Supplied material:
┏━━

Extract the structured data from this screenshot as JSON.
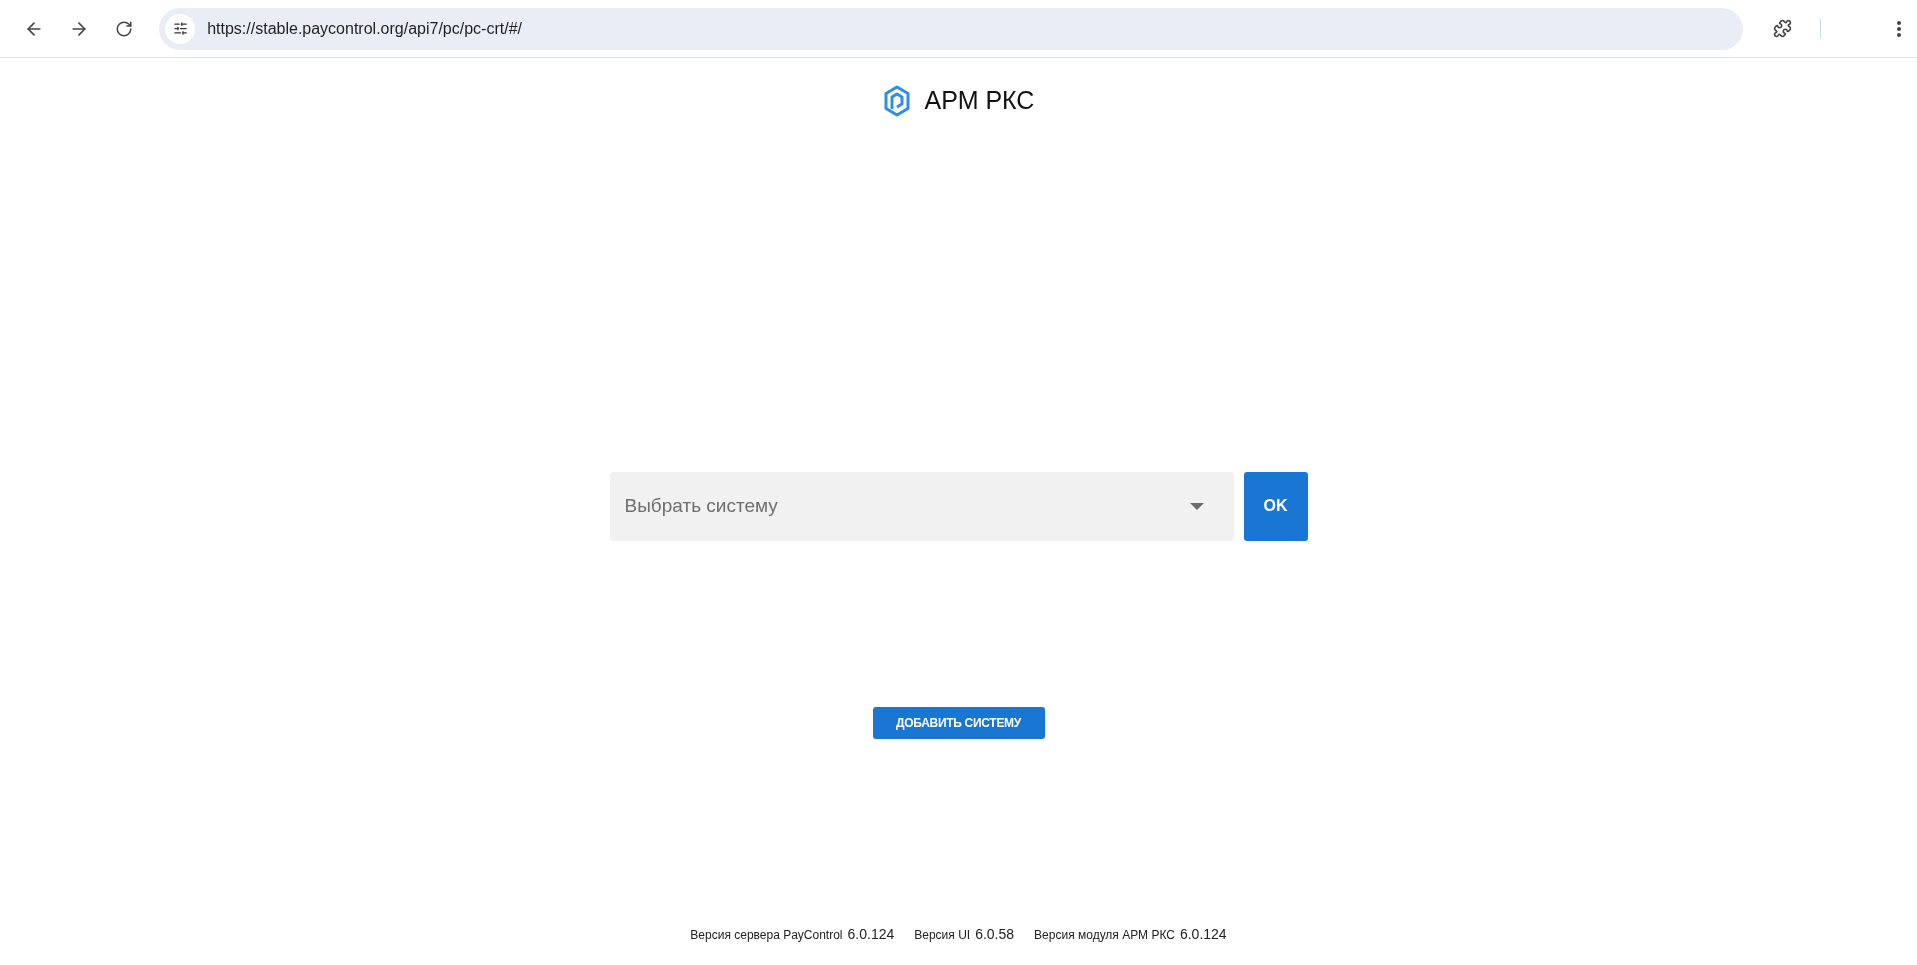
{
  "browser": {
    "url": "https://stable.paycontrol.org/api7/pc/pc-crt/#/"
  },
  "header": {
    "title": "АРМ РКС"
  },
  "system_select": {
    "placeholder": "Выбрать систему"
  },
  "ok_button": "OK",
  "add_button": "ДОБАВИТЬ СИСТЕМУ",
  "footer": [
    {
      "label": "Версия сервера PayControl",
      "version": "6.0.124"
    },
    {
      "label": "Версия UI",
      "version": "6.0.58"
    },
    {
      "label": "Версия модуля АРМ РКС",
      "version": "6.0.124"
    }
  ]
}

┗━━
┏━━

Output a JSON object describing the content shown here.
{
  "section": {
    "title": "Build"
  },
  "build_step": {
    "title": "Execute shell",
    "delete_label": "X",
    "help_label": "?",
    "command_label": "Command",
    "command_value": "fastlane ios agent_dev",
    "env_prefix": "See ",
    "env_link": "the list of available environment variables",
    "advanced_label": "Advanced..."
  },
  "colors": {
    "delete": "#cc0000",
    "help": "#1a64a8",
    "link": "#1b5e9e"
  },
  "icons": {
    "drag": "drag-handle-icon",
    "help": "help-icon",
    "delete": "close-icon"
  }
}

┗━━
┏━━

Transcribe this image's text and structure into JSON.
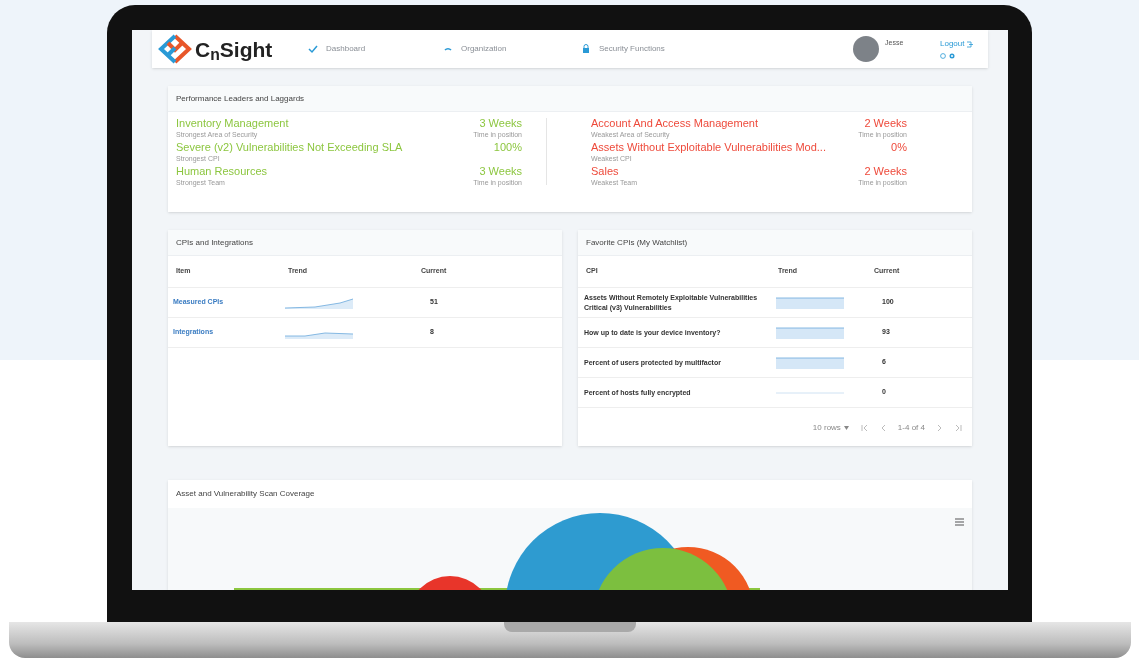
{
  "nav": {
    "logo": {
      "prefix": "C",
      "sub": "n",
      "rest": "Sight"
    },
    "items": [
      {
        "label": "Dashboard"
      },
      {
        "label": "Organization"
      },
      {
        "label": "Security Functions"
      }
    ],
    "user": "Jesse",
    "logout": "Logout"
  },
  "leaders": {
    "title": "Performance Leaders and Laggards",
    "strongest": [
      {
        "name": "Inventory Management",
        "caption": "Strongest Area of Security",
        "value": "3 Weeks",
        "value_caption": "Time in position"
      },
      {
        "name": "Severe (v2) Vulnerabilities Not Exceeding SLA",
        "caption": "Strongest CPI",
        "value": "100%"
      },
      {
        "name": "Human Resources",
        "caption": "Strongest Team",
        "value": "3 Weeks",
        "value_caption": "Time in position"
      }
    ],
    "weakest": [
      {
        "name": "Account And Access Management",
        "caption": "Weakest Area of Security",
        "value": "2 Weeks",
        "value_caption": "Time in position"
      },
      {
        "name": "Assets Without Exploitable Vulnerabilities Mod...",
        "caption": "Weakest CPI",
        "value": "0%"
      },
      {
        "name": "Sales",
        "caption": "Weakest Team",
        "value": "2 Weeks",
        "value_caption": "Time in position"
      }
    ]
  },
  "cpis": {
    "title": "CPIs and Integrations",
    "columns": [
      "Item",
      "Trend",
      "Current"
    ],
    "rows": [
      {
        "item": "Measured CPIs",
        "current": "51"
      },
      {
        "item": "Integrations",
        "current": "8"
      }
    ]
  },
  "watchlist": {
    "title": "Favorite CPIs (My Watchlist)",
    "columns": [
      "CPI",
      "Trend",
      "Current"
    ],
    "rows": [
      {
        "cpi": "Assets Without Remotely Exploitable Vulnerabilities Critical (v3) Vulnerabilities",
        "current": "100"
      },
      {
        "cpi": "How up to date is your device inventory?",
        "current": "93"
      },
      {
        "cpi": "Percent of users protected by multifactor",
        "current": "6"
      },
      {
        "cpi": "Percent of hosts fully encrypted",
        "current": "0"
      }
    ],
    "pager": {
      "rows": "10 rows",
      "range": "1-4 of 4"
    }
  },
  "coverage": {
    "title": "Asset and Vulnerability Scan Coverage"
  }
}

┗━━

Problem requirements: How many lines of the data contain the word "Vulnerabilities"? Answer with the number alone.

Task answer: 3